- _EXTRACTED RECORDS_:
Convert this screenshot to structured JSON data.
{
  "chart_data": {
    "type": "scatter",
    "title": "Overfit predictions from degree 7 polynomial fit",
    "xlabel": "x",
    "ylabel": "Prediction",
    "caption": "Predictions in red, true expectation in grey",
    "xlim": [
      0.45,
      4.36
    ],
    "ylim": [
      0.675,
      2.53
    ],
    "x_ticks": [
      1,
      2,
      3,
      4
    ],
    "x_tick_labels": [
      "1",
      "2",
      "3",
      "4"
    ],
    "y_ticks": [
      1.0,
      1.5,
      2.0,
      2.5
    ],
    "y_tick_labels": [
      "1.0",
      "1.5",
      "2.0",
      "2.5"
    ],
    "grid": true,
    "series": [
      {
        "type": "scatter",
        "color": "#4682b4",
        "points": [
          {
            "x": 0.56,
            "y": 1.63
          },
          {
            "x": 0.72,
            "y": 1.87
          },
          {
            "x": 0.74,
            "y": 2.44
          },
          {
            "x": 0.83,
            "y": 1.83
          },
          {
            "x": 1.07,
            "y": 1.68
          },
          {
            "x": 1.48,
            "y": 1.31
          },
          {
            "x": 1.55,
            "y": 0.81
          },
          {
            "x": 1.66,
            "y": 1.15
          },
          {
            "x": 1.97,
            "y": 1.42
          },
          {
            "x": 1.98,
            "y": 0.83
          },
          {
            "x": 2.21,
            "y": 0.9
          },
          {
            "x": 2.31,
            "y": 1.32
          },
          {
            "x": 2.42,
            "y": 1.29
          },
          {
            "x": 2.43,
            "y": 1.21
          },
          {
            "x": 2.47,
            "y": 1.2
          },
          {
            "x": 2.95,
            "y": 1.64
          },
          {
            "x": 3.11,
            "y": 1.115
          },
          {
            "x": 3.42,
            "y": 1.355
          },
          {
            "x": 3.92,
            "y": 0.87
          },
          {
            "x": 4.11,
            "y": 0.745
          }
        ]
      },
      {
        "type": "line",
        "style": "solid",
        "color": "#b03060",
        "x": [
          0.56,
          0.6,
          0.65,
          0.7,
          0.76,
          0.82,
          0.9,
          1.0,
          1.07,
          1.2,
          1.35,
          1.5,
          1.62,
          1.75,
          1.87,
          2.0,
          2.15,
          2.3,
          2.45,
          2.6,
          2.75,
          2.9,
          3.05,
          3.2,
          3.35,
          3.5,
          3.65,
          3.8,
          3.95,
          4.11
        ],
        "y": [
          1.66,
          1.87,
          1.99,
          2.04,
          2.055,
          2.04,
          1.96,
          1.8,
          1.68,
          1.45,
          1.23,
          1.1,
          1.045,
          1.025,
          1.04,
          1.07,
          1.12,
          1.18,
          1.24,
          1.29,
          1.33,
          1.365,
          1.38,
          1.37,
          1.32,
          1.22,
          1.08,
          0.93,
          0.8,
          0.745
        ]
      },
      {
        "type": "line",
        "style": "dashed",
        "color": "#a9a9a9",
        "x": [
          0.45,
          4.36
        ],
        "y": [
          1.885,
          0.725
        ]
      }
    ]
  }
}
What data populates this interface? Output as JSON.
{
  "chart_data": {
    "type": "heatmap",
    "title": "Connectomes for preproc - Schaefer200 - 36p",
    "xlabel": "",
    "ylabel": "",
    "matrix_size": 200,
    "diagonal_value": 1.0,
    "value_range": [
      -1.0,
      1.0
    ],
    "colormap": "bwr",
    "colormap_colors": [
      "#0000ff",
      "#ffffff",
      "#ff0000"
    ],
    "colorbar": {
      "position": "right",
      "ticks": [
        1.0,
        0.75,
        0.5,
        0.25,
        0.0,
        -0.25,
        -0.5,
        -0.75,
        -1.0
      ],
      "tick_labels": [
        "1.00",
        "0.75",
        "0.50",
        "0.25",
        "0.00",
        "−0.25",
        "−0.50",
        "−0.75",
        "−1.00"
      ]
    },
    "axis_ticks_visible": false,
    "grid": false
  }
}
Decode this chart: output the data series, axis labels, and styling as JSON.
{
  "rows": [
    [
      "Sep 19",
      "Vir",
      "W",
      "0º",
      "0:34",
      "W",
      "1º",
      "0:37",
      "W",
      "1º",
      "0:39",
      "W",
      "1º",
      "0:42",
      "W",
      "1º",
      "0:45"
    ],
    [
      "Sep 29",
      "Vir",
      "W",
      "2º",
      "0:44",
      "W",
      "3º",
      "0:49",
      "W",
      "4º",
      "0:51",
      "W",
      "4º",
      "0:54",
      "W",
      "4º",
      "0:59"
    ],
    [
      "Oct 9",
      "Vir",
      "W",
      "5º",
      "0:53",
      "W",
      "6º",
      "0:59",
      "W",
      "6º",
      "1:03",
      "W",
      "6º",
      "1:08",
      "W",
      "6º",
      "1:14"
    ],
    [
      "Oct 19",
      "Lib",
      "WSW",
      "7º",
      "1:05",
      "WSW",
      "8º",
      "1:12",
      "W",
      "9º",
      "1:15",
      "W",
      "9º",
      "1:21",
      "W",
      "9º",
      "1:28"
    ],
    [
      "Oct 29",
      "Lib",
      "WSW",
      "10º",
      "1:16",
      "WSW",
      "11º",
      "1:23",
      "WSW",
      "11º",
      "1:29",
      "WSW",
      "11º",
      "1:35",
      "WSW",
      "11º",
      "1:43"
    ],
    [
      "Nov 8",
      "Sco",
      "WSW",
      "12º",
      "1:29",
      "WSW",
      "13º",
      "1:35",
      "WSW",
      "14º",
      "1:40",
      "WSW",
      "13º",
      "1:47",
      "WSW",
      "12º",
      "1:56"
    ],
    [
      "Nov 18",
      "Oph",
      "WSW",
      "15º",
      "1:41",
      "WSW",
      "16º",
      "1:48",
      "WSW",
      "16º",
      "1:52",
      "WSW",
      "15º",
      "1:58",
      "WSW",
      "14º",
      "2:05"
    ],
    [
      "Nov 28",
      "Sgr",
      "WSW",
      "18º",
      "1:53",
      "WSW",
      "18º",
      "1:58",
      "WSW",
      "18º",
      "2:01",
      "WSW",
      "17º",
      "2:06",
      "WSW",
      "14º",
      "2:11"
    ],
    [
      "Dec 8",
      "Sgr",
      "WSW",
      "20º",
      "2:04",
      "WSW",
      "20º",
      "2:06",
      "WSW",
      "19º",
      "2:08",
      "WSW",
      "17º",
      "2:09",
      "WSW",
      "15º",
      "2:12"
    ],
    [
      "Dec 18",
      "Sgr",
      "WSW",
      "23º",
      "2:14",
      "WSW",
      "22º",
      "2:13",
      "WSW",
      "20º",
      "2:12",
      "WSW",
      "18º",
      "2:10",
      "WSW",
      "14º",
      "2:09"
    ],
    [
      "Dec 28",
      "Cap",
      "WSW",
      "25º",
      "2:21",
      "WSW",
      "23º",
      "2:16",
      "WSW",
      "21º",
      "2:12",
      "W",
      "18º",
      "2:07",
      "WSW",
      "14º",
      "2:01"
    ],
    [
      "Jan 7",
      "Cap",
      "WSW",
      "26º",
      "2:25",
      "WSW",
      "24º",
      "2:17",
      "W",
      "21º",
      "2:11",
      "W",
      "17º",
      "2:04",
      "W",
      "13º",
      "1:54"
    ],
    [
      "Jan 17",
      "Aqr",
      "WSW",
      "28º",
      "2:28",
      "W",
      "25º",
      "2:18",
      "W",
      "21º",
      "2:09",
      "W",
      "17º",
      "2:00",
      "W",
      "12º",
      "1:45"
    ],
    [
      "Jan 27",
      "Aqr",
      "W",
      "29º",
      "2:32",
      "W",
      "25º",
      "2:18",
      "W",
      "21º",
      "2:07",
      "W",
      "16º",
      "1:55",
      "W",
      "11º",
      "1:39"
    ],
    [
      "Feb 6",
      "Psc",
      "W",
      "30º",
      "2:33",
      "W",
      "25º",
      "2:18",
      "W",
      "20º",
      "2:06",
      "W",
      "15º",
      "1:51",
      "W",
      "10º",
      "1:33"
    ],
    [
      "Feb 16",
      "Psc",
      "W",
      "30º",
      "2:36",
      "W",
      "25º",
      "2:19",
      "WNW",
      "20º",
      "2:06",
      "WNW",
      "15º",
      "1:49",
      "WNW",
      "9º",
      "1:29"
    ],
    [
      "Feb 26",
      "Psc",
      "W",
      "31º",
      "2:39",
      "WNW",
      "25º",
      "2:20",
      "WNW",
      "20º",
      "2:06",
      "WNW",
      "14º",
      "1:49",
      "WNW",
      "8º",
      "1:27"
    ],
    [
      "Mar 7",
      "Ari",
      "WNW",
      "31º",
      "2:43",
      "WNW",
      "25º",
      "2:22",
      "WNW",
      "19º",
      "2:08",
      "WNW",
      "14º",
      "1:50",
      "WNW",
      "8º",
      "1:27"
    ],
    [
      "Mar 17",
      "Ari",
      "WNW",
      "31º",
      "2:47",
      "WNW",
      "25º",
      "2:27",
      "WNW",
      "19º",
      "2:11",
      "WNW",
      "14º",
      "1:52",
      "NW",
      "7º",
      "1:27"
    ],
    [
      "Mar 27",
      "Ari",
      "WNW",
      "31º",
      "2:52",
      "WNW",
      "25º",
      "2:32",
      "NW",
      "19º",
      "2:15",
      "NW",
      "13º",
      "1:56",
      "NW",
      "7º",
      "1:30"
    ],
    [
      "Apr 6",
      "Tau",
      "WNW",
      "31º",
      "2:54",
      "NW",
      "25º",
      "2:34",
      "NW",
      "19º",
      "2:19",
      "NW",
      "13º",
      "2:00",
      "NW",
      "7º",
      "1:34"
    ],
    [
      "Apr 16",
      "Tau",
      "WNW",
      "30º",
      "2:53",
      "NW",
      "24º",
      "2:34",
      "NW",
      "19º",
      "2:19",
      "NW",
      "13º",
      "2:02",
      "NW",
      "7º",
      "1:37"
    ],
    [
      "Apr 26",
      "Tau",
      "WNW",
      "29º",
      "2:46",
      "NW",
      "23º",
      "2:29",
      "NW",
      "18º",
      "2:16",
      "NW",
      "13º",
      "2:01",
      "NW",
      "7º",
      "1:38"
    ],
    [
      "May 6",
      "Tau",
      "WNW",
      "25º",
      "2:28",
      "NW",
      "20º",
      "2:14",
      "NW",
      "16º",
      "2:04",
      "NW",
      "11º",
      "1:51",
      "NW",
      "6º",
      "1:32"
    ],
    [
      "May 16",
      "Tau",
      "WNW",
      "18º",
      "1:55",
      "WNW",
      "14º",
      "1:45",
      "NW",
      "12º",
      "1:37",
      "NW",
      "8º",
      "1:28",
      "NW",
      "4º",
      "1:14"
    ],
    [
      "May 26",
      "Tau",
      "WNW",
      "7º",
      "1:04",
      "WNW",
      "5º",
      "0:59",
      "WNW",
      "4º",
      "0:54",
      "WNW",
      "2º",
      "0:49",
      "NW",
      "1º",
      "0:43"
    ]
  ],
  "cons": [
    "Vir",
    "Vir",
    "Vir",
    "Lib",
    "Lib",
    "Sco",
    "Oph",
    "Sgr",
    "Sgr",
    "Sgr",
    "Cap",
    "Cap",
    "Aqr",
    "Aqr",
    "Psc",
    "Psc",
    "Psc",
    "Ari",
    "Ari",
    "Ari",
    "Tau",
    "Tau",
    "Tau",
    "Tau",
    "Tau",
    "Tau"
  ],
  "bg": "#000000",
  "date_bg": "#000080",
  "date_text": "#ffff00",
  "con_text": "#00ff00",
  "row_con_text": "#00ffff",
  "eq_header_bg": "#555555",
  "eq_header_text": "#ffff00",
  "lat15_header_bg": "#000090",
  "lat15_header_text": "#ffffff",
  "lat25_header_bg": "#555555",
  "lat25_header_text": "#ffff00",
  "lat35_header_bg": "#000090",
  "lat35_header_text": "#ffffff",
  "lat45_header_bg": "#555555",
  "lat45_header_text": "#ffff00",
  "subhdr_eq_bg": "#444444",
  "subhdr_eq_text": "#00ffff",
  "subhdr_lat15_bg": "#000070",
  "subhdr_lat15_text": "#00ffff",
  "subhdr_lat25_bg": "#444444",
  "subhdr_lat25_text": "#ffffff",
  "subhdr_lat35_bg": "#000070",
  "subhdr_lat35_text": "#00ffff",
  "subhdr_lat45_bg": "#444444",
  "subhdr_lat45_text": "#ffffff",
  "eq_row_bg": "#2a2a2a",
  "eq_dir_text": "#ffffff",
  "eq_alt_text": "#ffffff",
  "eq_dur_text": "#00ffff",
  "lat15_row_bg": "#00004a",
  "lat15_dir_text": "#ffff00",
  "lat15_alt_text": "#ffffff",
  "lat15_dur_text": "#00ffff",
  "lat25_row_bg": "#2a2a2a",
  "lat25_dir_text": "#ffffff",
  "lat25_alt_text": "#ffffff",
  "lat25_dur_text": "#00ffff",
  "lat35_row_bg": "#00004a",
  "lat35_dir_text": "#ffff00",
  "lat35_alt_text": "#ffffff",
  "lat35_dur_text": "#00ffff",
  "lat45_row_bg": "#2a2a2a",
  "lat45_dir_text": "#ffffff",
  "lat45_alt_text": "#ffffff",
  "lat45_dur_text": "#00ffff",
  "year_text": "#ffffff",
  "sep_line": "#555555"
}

- _WHAT YOU NEED TO DO_: The lines above form a set of records; determine how many of them contain the string "series" and give that number alone.

- _CORRECT ANSWER_: 2